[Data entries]
## Begin

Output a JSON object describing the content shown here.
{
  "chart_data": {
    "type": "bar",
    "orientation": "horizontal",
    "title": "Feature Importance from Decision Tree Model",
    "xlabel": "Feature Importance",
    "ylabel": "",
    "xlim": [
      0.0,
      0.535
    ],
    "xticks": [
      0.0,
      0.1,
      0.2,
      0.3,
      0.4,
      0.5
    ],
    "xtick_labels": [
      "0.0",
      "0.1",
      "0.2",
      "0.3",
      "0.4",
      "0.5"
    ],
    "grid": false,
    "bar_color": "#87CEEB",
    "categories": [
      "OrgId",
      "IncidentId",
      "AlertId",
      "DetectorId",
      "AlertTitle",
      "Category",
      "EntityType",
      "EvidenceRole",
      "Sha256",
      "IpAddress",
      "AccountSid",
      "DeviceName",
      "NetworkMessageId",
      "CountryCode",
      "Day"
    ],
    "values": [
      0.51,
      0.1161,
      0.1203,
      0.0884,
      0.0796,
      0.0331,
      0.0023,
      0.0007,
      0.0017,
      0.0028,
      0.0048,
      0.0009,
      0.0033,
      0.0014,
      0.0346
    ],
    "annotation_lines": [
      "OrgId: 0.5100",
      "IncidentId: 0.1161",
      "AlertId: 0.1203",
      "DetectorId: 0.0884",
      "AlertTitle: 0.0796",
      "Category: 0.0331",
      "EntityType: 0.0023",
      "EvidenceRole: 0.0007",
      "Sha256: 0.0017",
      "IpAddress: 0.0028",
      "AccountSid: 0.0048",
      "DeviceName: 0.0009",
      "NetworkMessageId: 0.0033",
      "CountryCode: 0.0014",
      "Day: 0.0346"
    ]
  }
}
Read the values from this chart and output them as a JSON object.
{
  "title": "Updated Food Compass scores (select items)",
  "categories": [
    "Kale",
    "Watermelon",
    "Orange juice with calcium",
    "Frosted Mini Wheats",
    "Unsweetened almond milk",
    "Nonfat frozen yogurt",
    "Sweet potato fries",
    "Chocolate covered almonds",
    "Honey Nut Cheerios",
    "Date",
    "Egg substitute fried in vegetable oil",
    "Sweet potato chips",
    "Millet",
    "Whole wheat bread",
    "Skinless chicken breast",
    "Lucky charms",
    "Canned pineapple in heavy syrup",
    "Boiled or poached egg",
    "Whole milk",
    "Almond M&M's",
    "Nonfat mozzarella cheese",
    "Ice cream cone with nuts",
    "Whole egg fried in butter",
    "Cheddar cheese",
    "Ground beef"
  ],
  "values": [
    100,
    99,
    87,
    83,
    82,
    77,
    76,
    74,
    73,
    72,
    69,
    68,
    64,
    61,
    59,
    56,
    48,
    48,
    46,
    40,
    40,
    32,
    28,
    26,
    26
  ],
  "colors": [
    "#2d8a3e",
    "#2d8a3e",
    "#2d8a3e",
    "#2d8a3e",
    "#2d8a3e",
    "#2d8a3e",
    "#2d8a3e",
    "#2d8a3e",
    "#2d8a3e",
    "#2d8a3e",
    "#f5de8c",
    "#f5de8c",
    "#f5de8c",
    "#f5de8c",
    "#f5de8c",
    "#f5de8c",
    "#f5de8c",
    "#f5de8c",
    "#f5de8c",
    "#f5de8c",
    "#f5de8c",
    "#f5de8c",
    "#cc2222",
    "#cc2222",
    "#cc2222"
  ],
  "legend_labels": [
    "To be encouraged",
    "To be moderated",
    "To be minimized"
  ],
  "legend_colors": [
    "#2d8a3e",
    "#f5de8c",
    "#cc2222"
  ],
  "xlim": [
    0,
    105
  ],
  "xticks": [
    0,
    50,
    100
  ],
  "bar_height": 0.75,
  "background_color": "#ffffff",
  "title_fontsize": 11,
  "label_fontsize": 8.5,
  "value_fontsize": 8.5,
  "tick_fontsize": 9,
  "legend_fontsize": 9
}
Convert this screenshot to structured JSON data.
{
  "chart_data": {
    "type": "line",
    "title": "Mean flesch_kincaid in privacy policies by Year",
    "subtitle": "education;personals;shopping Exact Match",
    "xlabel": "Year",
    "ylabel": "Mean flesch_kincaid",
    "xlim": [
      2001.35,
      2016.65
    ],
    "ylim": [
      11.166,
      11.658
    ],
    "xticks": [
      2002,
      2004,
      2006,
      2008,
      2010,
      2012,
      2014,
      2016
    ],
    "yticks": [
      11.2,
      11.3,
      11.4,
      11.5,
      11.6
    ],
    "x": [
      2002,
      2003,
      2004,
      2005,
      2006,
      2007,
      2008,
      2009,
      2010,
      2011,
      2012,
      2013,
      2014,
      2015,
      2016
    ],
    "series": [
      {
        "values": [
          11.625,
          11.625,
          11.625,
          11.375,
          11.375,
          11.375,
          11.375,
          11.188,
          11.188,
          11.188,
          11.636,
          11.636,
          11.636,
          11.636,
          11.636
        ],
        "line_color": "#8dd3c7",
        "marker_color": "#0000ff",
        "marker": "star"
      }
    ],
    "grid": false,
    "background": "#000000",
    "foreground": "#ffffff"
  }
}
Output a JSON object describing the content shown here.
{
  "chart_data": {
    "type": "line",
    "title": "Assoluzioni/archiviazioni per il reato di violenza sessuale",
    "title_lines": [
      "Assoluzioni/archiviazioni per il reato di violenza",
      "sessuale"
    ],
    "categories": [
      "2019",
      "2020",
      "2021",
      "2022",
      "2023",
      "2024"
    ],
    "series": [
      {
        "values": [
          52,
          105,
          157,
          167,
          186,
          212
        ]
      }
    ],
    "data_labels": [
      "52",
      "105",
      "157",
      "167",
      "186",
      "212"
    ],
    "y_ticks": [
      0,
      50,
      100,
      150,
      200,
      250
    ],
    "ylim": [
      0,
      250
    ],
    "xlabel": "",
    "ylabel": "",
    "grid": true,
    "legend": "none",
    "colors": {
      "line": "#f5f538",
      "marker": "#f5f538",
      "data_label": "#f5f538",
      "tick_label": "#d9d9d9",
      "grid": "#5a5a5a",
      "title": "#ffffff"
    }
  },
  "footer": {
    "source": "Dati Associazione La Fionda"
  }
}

## End

Reproduce each entry above exactly, keeping every word.

▶ **The completed task**:
Output a JSON object describing the content shown here.
{
  "chart_data": {
    "type": "bar",
    "orientation": "horizontal",
    "title": "Feature Importance from Decision Tree Model",
    "xlabel": "Feature Importance",
    "ylabel": "",
    "xlim": [
      0.0,
      0.535
    ],
    "xticks": [
      0.0,
      0.1,
      0.2,
      0.3,
      0.4,
      0.5
    ],
    "xtick_labels": [
      "0.0",
      "0.1",
      "0.2",
      "0.3",
      "0.4",
      "0.5"
    ],
    "grid": false,
    "bar_color": "#87CEEB",
    "categories": [
      "OrgId",
      "IncidentId",
      "AlertId",
      "DetectorId",
      "AlertTitle",
      "Category",
      "EntityType",
      "EvidenceRole",
      "Sha256",
      "IpAddress",
      "AccountSid",
      "DeviceName",
      "NetworkMessageId",
      "CountryCode",
      "Day"
    ],
    "values": [
      0.51,
      0.1161,
      0.1203,
      0.0884,
      0.0796,
      0.0331,
      0.0023,
      0.0007,
      0.0017,
      0.0028,
      0.0048,
      0.0009,
      0.0033,
      0.0014,
      0.0346
    ],
    "annotation_lines": [
      "OrgId: 0.5100",
      "IncidentId: 0.1161",
      "AlertId: 0.1203",
      "DetectorId: 0.0884",
      "AlertTitle: 0.0796",
      "Category: 0.0331",
      "EntityType: 0.0023",
      "EvidenceRole: 0.0007",
      "Sha256: 0.0017",
      "IpAddress: 0.0028",
      "AccountSid: 0.0048",
      "DeviceName: 0.0009",
      "NetworkMessageId: 0.0033",
      "CountryCode: 0.0014",
      "Day: 0.0346"
    ]
  }
}
Read the values from this chart and output them as a JSON object.
{
  "title": "Updated Food Compass scores (select items)",
  "categories": [
    "Kale",
    "Watermelon",
    "Orange juice with calcium",
    "Frosted Mini Wheats",
    "Unsweetened almond milk",
    "Nonfat frozen yogurt",
    "Sweet potato fries",
    "Chocolate covered almonds",
    "Honey Nut Cheerios",
    "Date",
    "Egg substitute fried in vegetable oil",
    "Sweet potato chips",
    "Millet",
    "Whole wheat bread",
    "Skinless chicken breast",
    "Lucky charms",
    "Canned pineapple in heavy syrup",
    "Boiled or poached egg",
    "Whole milk",
    "Almond M&M's",
    "Nonfat mozzarella cheese",
    "Ice cream cone with nuts",
    "Whole egg fried in butter",
    "Cheddar cheese",
    "Ground beef"
  ],
  "values": [
    100,
    99,
    87,
    83,
    82,
    77,
    76,
    74,
    73,
    72,
    69,
    68,
    64,
    61,
    59,
    56,
    48,
    48,
    46,
    40,
    40,
    32,
    28,
    26,
    26
  ],
  "colors": [
    "#2d8a3e",
    "#2d8a3e",
    "#2d8a3e",
    "#2d8a3e",
    "#2d8a3e",
    "#2d8a3e",
    "#2d8a3e",
    "#2d8a3e",
    "#2d8a3e",
    "#2d8a3e",
    "#f5de8c",
    "#f5de8c",
    "#f5de8c",
    "#f5de8c",
    "#f5de8c",
    "#f5de8c",
    "#f5de8c",
    "#f5de8c",
    "#f5de8c",
    "#f5de8c",
    "#f5de8c",
    "#f5de8c",
    "#cc2222",
    "#cc2222",
    "#cc2222"
  ],
  "legend_labels": [
    "To be encouraged",
    "To be moderated",
    "To be minimized"
  ],
  "legend_colors": [
    "#2d8a3e",
    "#f5de8c",
    "#cc2222"
  ],
  "xlim": [
    0,
    105
  ],
  "xticks": [
    0,
    50,
    100
  ],
  "bar_height": 0.75,
  "background_color": "#ffffff",
  "title_fontsize": 11,
  "label_fontsize": 8.5,
  "value_fontsize": 8.5,
  "tick_fontsize": 9,
  "legend_fontsize": 9
}
Convert this screenshot to structured JSON data.
{
  "chart_data": {
    "type": "line",
    "title": "Mean flesch_kincaid in privacy policies by Year",
    "subtitle": "education;personals;shopping Exact Match",
    "xlabel": "Year",
    "ylabel": "Mean flesch_kincaid",
    "xlim": [
      2001.35,
      2016.65
    ],
    "ylim": [
      11.166,
      11.658
    ],
    "xticks": [
      2002,
      2004,
      2006,
      2008,
      2010,
      2012,
      2014,
      2016
    ],
    "yticks": [
      11.2,
      11.3,
      11.4,
      11.5,
      11.6
    ],
    "x": [
      2002,
      2003,
      2004,
      2005,
      2006,
      2007,
      2008,
      2009,
      2010,
      2011,
      2012,
      2013,
      2014,
      2015,
      2016
    ],
    "series": [
      {
        "values": [
          11.625,
          11.625,
          11.625,
          11.375,
          11.375,
          11.375,
          11.375,
          11.188,
          11.188,
          11.188,
          11.636,
          11.636,
          11.636,
          11.636,
          11.636
        ],
        "line_color": "#8dd3c7",
        "marker_color": "#0000ff",
        "marker": "star"
      }
    ],
    "grid": false,
    "background": "#000000",
    "foreground": "#ffffff"
  }
}
Output a JSON object describing the content shown here.
{
  "chart_data": {
    "type": "line",
    "title": "Assoluzioni/archiviazioni per il reato di violenza sessuale",
    "title_lines": [
      "Assoluzioni/archiviazioni per il reato di violenza",
      "sessuale"
    ],
    "categories": [
      "2019",
      "2020",
      "2021",
      "2022",
      "2023",
      "2024"
    ],
    "series": [
      {
        "values": [
          52,
          105,
          157,
          167,
          186,
          212
        ]
      }
    ],
    "data_labels": [
      "52",
      "105",
      "157",
      "167",
      "186",
      "212"
    ],
    "y_ticks": [
      0,
      50,
      100,
      150,
      200,
      250
    ],
    "ylim": [
      0,
      250
    ],
    "xlabel": "",
    "ylabel": "",
    "grid": true,
    "legend": "none",
    "colors": {
      "line": "#f5f538",
      "marker": "#f5f538",
      "data_label": "#f5f538",
      "tick_label": "#d9d9d9",
      "grid": "#5a5a5a",
      "title": "#ffffff"
    }
  },
  "footer": {
    "source": "Dati Associazione La Fionda"
  }
}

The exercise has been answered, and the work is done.